>> Begin RECORDS TO USE
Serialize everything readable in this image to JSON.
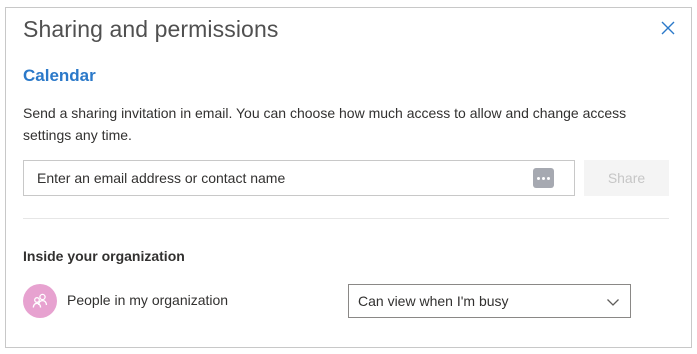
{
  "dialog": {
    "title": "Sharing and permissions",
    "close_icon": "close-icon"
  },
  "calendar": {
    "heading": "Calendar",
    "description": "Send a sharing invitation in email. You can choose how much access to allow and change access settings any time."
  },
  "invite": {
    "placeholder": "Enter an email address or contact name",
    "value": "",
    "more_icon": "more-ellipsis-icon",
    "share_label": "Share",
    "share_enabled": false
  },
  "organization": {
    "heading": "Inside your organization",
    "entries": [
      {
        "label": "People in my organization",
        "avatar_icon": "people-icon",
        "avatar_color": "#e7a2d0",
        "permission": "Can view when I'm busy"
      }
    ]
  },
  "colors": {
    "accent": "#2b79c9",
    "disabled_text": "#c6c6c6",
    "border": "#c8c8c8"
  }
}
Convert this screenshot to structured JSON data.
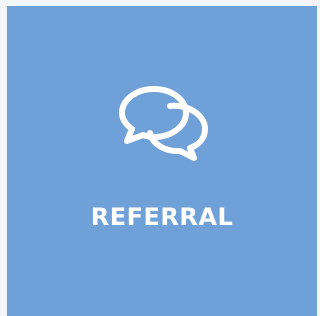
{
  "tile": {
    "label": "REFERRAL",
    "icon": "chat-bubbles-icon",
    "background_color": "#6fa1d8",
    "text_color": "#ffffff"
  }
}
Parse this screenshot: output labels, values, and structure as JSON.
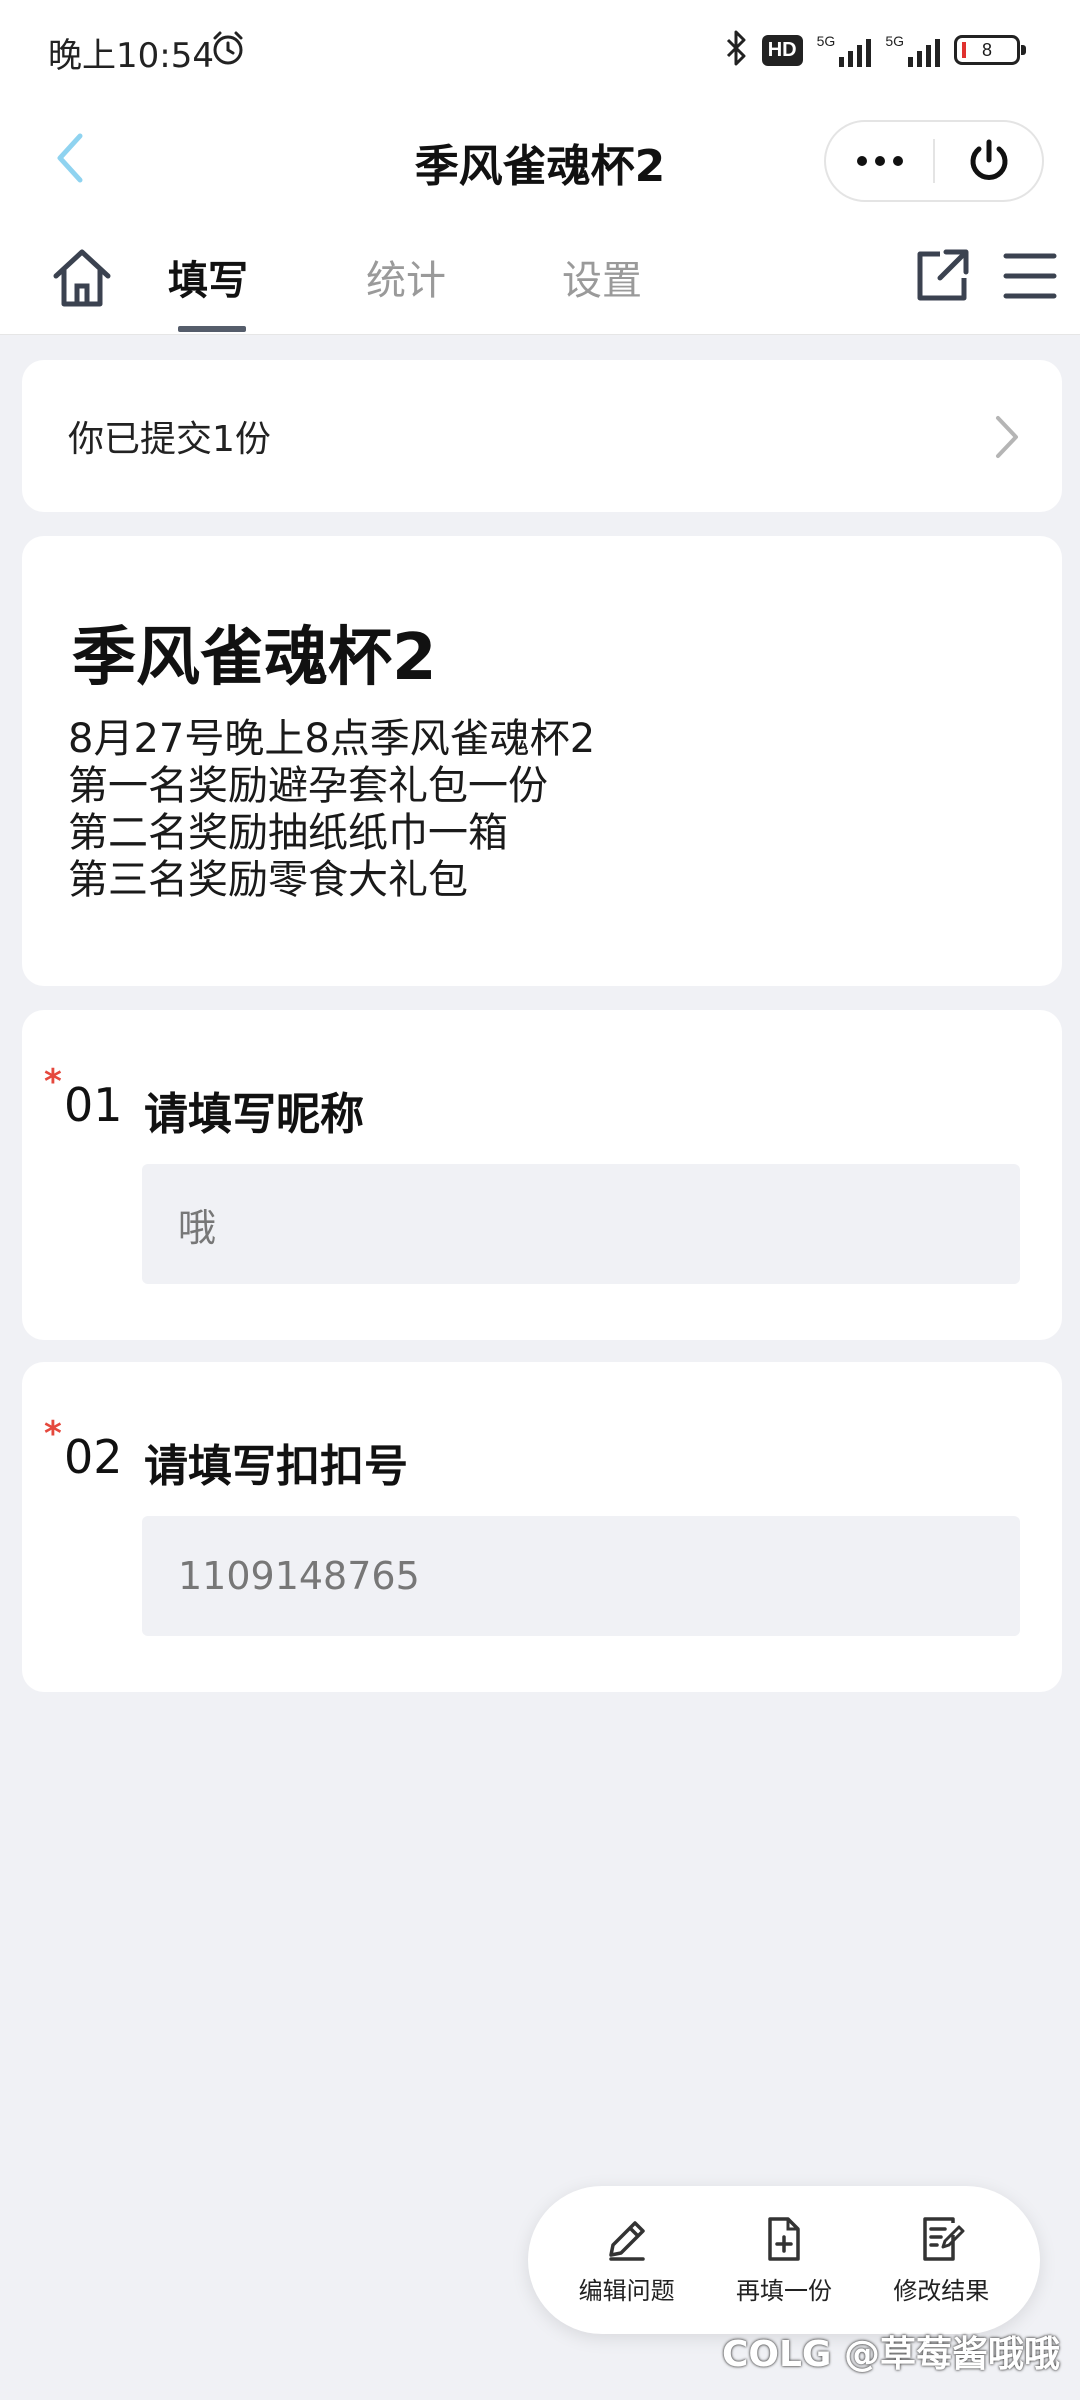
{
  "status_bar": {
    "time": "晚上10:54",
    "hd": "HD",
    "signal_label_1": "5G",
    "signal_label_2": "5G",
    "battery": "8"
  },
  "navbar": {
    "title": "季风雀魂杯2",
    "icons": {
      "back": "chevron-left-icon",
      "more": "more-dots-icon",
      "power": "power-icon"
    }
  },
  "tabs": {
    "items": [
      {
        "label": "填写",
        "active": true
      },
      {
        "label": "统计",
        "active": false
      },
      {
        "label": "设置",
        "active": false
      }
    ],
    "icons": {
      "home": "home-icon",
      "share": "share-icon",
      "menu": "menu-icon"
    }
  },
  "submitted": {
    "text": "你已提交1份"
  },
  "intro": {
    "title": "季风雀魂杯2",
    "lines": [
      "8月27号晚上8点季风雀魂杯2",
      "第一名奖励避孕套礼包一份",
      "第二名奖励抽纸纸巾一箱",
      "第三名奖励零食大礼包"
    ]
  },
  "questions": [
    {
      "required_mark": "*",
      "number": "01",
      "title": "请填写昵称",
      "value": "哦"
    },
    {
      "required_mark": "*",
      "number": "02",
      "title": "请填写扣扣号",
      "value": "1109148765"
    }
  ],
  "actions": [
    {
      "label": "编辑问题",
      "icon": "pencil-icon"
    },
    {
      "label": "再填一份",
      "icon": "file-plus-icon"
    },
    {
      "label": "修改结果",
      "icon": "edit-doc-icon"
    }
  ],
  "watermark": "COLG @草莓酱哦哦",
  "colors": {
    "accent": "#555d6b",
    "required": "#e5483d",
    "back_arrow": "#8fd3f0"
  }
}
>> End RECORDS TO USE
WRITTEN PROBLEM: Check each line above for the string "organization" and show the ones that have it.

WRITTEN RESPONSE:
  "organization": {
    "heading": "Inside your organization",
        "label": "People in my organization",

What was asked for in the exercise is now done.